▶ **Given problem**
For the entries that follow, tally the lines holding the string "applied". Give the total and nothing else.

▶ **Dataset entries**
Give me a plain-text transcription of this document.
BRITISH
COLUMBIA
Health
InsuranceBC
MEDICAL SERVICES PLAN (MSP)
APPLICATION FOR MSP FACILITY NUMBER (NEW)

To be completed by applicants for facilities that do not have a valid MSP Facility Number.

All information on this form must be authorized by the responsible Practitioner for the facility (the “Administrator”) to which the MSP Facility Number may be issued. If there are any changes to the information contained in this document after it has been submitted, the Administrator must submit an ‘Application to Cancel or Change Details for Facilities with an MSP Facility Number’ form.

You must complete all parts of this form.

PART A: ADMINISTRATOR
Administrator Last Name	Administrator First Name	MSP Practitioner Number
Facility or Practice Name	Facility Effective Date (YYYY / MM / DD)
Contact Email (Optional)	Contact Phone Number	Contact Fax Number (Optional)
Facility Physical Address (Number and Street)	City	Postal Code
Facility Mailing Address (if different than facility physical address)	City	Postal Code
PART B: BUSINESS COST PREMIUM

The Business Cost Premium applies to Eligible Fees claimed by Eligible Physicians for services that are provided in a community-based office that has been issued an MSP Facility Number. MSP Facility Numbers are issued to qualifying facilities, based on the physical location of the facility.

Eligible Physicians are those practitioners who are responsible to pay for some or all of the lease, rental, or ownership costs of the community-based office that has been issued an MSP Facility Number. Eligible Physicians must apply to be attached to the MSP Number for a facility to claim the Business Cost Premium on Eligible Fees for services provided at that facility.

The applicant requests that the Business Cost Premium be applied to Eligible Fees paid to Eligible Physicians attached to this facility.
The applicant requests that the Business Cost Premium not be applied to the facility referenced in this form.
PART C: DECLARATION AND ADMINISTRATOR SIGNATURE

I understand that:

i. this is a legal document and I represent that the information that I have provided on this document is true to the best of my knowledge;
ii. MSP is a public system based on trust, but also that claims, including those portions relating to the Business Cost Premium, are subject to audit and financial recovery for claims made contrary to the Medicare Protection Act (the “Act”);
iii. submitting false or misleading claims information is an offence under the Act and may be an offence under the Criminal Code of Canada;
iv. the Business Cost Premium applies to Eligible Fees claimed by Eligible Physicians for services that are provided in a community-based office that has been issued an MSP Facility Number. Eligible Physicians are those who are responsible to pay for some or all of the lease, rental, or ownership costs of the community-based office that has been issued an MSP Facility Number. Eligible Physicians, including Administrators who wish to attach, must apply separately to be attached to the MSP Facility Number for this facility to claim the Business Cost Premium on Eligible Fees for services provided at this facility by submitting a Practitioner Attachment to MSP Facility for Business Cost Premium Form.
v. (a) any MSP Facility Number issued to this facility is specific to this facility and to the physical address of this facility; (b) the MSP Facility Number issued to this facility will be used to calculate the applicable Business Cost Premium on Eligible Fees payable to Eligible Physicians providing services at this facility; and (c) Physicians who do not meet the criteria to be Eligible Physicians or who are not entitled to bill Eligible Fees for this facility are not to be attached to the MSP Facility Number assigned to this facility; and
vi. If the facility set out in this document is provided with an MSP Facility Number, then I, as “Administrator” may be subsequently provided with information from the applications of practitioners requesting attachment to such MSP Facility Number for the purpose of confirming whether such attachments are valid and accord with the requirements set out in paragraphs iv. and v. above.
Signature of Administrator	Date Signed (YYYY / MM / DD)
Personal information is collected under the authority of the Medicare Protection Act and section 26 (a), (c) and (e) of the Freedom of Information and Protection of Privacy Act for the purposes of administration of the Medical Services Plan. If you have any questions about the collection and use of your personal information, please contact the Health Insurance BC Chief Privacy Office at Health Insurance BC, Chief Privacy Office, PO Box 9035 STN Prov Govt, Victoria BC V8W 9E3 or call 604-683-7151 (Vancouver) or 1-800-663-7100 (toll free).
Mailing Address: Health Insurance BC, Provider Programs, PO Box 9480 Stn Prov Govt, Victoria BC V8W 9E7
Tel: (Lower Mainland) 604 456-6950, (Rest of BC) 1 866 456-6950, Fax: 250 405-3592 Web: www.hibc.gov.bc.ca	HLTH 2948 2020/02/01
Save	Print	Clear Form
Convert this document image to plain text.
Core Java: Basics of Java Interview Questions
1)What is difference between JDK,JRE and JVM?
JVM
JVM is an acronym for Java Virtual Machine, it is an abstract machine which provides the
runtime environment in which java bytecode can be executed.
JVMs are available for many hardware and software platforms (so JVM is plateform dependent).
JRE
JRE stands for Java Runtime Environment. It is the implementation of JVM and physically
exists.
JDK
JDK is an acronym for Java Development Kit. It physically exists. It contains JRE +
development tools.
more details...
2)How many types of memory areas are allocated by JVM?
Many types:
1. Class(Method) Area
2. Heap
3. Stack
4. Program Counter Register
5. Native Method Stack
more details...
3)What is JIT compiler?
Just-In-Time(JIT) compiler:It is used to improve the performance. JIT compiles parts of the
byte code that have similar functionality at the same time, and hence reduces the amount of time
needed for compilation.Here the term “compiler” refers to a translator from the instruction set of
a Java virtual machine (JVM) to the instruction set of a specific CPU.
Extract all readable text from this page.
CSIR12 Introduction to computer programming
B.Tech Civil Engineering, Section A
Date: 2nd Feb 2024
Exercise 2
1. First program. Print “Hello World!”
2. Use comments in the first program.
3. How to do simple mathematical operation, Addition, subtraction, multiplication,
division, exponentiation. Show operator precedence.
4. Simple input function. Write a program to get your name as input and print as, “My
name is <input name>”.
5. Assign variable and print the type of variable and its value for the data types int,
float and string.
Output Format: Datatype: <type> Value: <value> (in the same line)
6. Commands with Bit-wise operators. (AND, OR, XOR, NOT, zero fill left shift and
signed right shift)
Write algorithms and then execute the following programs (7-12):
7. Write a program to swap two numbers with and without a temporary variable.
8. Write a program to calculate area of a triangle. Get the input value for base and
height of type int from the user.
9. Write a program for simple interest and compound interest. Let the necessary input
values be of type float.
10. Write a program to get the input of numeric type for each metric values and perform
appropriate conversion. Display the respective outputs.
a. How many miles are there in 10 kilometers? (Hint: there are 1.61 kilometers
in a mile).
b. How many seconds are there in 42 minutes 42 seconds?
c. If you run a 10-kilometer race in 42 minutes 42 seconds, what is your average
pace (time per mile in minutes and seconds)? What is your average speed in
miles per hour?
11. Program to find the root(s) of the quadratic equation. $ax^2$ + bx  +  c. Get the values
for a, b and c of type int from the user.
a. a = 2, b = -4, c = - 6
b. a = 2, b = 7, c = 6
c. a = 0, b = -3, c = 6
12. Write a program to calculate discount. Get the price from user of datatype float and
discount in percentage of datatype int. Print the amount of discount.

▶ **The answer**
2